Give the count of lines containing the string "this", with no other output.

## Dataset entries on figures
□ □ □ □ □

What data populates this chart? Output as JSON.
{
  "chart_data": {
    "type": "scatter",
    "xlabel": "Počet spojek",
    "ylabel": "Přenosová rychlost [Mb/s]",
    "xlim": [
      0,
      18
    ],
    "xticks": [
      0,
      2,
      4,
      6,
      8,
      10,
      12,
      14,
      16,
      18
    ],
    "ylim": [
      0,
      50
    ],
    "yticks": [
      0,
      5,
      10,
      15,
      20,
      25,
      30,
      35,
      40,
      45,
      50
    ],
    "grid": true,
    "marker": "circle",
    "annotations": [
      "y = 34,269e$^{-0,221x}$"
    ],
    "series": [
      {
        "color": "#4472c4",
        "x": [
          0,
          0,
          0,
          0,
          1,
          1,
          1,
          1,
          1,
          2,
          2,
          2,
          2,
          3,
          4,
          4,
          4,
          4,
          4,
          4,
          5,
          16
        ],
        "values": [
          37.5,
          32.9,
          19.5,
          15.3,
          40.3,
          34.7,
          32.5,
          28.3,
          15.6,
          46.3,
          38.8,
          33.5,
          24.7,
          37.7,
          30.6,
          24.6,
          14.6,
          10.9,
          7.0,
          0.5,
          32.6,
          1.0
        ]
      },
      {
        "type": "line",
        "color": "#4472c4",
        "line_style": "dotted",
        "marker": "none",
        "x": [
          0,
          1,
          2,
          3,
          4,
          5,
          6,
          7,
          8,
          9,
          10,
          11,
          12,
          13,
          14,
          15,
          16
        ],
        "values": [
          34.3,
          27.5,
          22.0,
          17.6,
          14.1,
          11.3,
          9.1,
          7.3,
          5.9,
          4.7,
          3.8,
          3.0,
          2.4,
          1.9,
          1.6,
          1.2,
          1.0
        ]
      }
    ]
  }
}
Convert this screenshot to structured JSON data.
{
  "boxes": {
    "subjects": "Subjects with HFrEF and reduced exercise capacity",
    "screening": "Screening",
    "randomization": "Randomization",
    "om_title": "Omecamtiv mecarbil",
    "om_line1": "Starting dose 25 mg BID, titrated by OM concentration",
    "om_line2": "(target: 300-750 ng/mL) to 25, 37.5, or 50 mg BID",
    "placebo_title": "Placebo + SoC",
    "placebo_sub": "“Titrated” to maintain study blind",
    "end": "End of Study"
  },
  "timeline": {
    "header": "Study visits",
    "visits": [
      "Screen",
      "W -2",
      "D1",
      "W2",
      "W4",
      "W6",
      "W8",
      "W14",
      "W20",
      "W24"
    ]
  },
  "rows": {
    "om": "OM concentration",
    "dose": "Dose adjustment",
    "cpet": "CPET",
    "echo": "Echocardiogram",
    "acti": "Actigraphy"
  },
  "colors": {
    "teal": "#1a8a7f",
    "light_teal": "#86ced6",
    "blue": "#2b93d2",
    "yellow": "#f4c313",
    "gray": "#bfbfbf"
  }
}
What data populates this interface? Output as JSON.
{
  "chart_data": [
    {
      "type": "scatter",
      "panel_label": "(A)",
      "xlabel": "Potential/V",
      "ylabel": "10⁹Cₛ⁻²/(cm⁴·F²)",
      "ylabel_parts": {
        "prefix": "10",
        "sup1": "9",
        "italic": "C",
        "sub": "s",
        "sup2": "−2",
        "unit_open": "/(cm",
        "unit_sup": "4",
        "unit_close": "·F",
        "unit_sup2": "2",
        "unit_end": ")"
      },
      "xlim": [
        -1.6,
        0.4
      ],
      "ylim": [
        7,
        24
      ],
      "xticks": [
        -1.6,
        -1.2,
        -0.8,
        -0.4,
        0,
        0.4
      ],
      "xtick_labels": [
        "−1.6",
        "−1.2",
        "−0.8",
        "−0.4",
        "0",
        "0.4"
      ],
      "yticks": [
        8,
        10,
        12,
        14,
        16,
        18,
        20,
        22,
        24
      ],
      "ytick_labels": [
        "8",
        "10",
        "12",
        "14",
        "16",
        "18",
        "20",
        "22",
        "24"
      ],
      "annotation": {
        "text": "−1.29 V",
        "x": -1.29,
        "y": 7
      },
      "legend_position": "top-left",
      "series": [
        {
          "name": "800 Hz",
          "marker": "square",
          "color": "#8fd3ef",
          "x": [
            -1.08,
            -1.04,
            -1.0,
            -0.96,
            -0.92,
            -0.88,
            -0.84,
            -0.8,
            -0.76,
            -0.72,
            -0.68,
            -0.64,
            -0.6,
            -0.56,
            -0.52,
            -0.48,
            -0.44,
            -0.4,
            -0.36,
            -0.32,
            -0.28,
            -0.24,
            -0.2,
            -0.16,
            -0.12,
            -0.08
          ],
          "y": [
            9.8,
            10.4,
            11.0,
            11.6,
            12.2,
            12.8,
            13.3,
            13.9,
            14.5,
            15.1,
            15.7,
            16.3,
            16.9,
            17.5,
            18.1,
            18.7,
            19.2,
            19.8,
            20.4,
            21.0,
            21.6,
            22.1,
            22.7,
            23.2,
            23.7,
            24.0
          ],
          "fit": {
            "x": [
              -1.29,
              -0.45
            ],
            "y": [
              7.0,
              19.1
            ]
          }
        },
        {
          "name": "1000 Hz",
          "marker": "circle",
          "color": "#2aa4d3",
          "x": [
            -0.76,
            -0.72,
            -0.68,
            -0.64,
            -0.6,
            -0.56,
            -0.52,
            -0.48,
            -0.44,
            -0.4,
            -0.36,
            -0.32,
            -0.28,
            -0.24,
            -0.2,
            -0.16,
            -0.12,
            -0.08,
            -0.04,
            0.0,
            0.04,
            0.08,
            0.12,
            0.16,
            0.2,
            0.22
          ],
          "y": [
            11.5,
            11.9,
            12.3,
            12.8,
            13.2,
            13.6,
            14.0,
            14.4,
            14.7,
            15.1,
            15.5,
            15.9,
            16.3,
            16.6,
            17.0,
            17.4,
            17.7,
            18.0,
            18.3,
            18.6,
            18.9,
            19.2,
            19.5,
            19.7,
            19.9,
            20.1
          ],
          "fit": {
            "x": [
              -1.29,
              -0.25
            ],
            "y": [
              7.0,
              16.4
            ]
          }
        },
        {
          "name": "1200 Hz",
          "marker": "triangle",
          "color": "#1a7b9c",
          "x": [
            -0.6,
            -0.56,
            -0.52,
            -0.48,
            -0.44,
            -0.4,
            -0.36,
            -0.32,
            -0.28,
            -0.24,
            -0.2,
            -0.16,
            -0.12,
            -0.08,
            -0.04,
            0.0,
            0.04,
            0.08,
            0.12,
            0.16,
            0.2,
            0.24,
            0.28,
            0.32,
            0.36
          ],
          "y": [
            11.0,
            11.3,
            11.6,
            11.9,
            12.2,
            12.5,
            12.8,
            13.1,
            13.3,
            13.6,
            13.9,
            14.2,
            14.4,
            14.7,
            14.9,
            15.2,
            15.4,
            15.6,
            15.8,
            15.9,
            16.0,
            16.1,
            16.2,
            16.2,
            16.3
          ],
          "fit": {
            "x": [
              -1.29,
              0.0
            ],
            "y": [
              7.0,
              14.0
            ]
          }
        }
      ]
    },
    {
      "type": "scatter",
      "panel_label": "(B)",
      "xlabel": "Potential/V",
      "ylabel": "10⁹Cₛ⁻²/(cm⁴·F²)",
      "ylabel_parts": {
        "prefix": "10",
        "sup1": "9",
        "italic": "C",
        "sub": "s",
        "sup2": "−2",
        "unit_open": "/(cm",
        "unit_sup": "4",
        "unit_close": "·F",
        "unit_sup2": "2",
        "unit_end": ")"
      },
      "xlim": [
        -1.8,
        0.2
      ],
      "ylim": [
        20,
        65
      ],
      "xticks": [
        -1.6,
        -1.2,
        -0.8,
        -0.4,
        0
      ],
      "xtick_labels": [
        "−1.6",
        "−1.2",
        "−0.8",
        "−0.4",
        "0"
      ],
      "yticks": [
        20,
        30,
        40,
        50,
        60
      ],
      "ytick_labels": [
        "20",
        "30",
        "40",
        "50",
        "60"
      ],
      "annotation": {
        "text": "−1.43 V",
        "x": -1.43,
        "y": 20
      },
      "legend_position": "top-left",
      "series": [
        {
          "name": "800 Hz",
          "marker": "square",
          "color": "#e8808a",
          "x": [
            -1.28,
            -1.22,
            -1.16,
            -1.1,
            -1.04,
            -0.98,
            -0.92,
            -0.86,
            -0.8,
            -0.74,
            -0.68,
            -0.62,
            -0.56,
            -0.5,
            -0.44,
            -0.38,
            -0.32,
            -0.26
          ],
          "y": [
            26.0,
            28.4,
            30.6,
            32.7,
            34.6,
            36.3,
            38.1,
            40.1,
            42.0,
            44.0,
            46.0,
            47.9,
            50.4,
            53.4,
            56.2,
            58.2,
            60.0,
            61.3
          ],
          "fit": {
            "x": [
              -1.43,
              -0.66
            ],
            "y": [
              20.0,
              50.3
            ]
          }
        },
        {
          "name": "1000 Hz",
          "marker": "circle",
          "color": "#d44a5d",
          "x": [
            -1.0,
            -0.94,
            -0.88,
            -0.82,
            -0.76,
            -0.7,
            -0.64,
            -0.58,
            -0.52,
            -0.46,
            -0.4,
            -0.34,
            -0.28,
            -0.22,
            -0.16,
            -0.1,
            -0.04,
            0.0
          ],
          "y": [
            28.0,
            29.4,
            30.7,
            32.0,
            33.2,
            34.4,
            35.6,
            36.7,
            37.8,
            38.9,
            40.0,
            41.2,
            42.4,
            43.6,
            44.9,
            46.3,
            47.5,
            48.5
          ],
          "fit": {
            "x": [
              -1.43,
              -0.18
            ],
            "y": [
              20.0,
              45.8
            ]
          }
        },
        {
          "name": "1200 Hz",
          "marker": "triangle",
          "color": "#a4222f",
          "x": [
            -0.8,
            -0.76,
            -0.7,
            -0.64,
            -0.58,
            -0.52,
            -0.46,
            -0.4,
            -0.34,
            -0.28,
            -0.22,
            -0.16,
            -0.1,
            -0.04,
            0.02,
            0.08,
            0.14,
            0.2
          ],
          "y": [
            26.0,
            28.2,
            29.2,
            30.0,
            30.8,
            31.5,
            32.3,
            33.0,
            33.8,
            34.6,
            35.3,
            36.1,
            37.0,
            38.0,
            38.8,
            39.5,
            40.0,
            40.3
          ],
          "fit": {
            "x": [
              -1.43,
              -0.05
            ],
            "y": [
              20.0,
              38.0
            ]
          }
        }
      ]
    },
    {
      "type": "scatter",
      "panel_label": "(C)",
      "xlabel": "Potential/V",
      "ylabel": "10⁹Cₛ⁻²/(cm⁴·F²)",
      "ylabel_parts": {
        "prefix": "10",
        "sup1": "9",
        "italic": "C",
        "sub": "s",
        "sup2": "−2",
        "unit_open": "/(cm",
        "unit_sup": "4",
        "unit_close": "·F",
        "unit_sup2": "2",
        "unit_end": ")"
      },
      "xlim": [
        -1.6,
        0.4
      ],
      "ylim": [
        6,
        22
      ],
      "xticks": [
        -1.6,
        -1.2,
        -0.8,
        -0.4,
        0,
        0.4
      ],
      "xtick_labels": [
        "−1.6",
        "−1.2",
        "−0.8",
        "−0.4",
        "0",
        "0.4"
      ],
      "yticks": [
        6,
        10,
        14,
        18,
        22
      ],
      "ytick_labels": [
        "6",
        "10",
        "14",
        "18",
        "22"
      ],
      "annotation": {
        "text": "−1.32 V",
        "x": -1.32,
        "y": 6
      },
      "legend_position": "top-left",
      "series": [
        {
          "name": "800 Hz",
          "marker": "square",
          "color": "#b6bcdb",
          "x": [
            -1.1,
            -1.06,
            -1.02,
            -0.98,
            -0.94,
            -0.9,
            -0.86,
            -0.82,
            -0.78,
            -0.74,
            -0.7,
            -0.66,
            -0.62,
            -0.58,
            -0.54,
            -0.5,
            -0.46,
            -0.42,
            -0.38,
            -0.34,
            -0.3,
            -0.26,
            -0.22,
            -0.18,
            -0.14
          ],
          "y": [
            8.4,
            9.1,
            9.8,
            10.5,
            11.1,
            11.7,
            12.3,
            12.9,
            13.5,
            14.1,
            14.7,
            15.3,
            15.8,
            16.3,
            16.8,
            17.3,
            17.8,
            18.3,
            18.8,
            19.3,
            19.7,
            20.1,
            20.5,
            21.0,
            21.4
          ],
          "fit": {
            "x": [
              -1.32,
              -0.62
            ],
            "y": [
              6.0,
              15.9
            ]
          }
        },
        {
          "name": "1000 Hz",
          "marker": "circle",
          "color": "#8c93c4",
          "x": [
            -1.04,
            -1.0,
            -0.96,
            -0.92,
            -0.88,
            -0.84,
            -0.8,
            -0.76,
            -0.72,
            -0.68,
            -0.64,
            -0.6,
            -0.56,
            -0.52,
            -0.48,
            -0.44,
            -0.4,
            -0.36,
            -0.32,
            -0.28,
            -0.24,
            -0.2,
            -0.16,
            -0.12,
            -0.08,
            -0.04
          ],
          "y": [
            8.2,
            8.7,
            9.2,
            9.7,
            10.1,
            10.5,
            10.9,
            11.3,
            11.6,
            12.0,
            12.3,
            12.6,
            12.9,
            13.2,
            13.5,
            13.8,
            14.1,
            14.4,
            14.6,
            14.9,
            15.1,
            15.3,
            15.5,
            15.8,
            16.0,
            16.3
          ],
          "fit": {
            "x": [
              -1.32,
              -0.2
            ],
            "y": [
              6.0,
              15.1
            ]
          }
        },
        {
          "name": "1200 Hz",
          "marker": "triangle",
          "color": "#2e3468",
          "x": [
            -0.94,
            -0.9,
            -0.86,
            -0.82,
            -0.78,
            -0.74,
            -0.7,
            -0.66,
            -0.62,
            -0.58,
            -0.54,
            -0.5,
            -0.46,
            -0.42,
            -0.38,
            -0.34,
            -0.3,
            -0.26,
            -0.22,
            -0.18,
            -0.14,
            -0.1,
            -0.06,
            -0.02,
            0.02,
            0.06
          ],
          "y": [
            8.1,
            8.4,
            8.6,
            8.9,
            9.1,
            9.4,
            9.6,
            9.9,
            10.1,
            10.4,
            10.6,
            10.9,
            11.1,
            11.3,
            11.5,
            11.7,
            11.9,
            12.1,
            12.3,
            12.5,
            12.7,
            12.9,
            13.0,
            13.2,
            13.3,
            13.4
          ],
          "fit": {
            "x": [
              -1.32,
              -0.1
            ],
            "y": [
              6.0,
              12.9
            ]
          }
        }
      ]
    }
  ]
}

□ □ □ □ □

## FULL SOLUTION
3